**Work to complete**
Output each entry verbatim and exclude every picture from it.

====== Source data

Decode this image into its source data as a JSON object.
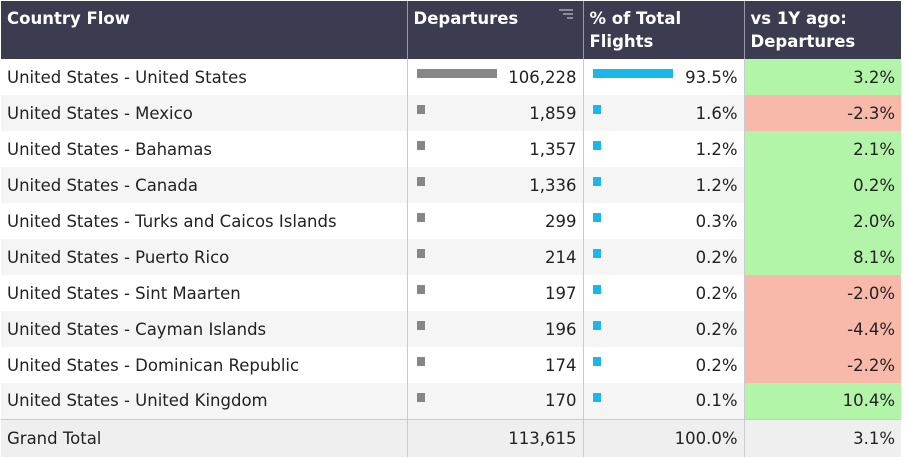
{
  "headers": {
    "country": "Country Flow",
    "departures": "Departures",
    "pct_line1": "% of Total",
    "pct_line2": "Flights",
    "yoy_line1": "vs 1Y ago:",
    "yoy_line2": "Departures"
  },
  "colors": {
    "header_bg": "#3b3c4f",
    "departures_bar": "#878787",
    "pct_bar": "#1ab8ea",
    "positive": "#b3f5a8",
    "negative": "#f8b9aa"
  },
  "chart_data": {
    "type": "table",
    "columns": [
      "Country Flow",
      "Departures",
      "% of Total Flights",
      "vs 1Y ago: Departures"
    ],
    "rows": [
      {
        "flow": "United States - United States",
        "departures": "106,228",
        "departures_value": 106228,
        "pct": "93.5%",
        "pct_value": 93.5,
        "yoy": "3.2%",
        "yoy_value": 3.2
      },
      {
        "flow": "United States - Mexico",
        "departures": "1,859",
        "departures_value": 1859,
        "pct": "1.6%",
        "pct_value": 1.6,
        "yoy": "-2.3%",
        "yoy_value": -2.3
      },
      {
        "flow": "United States - Bahamas",
        "departures": "1,357",
        "departures_value": 1357,
        "pct": "1.2%",
        "pct_value": 1.2,
        "yoy": "2.1%",
        "yoy_value": 2.1
      },
      {
        "flow": "United States - Canada",
        "departures": "1,336",
        "departures_value": 1336,
        "pct": "1.2%",
        "pct_value": 1.2,
        "yoy": "0.2%",
        "yoy_value": 0.2
      },
      {
        "flow": "United States - Turks and Caicos Islands",
        "departures": "299",
        "departures_value": 299,
        "pct": "0.3%",
        "pct_value": 0.3,
        "yoy": "2.0%",
        "yoy_value": 2.0
      },
      {
        "flow": "United States - Puerto Rico",
        "departures": "214",
        "departures_value": 214,
        "pct": "0.2%",
        "pct_value": 0.2,
        "yoy": "8.1%",
        "yoy_value": 8.1
      },
      {
        "flow": "United States - Sint Maarten",
        "departures": "197",
        "departures_value": 197,
        "pct": "0.2%",
        "pct_value": 0.2,
        "yoy": "-2.0%",
        "yoy_value": -2.0
      },
      {
        "flow": "United States - Cayman Islands",
        "departures": "196",
        "departures_value": 196,
        "pct": "0.2%",
        "pct_value": 0.2,
        "yoy": "-4.4%",
        "yoy_value": -4.4
      },
      {
        "flow": "United States - Dominican Republic",
        "departures": "174",
        "departures_value": 174,
        "pct": "0.2%",
        "pct_value": 0.2,
        "yoy": "-2.2%",
        "yoy_value": -2.2
      },
      {
        "flow": "United States - United Kingdom",
        "departures": "170",
        "departures_value": 170,
        "pct": "0.1%",
        "pct_value": 0.1,
        "yoy": "10.4%",
        "yoy_value": 10.4
      }
    ],
    "total": {
      "flow": "Grand Total",
      "departures": "113,615",
      "pct": "100.0%",
      "yoy": "3.1%"
    }
  }
}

============

**Response**
Decode this image into its source data as a JSON object.
{
  "headers": {
    "country": "Country Flow",
    "departures": "Departures",
    "pct_line1": "% of Total",
    "pct_line2": "Flights",
    "yoy_line1": "vs 1Y ago:",
    "yoy_line2": "Departures"
  },
  "colors": {
    "header_bg": "#3b3c4f",
    "departures_bar": "#878787",
    "pct_bar": "#1ab8ea",
    "positive": "#b3f5a8",
    "negative": "#f8b9aa"
  },
  "chart_data": {
    "type": "table",
    "columns": [
      "Country Flow",
      "Departures",
      "% of Total Flights",
      "vs 1Y ago: Departures"
    ],
    "rows": [
      {
        "flow": "United States - United States",
        "departures": "106,228",
        "departures_value": 106228,
        "pct": "93.5%",
        "pct_value": 93.5,
        "yoy": "3.2%",
        "yoy_value": 3.2
      },
      {
        "flow": "United States - Mexico",
        "departures": "1,859",
        "departures_value": 1859,
        "pct": "1.6%",
        "pct_value": 1.6,
        "yoy": "-2.3%",
        "yoy_value": -2.3
      },
      {
        "flow": "United States - Bahamas",
        "departures": "1,357",
        "departures_value": 1357,
        "pct": "1.2%",
        "pct_value": 1.2,
        "yoy": "2.1%",
        "yoy_value": 2.1
      },
      {
        "flow": "United States - Canada",
        "departures": "1,336",
        "departures_value": 1336,
        "pct": "1.2%",
        "pct_value": 1.2,
        "yoy": "0.2%",
        "yoy_value": 0.2
      },
      {
        "flow": "United States - Turks and Caicos Islands",
        "departures": "299",
        "departures_value": 299,
        "pct": "0.3%",
        "pct_value": 0.3,
        "yoy": "2.0%",
        "yoy_value": 2.0
      },
      {
        "flow": "United States - Puerto Rico",
        "departures": "214",
        "departures_value": 214,
        "pct": "0.2%",
        "pct_value": 0.2,
        "yoy": "8.1%",
        "yoy_value": 8.1
      },
      {
        "flow": "United States - Sint Maarten",
        "departures": "197",
        "departures_value": 197,
        "pct": "0.2%",
        "pct_value": 0.2,
        "yoy": "-2.0%",
        "yoy_value": -2.0
      },
      {
        "flow": "United States - Cayman Islands",
        "departures": "196",
        "departures_value": 196,
        "pct": "0.2%",
        "pct_value": 0.2,
        "yoy": "-4.4%",
        "yoy_value": -4.4
      },
      {
        "flow": "United States - Dominican Republic",
        "departures": "174",
        "departures_value": 174,
        "pct": "0.2%",
        "pct_value": 0.2,
        "yoy": "-2.2%",
        "yoy_value": -2.2
      },
      {
        "flow": "United States - United Kingdom",
        "departures": "170",
        "departures_value": 170,
        "pct": "0.1%",
        "pct_value": 0.1,
        "yoy": "10.4%",
        "yoy_value": 10.4
      }
    ],
    "total": {
      "flow": "Grand Total",
      "departures": "113,615",
      "pct": "100.0%",
      "yoy": "3.1%"
    }
  }
}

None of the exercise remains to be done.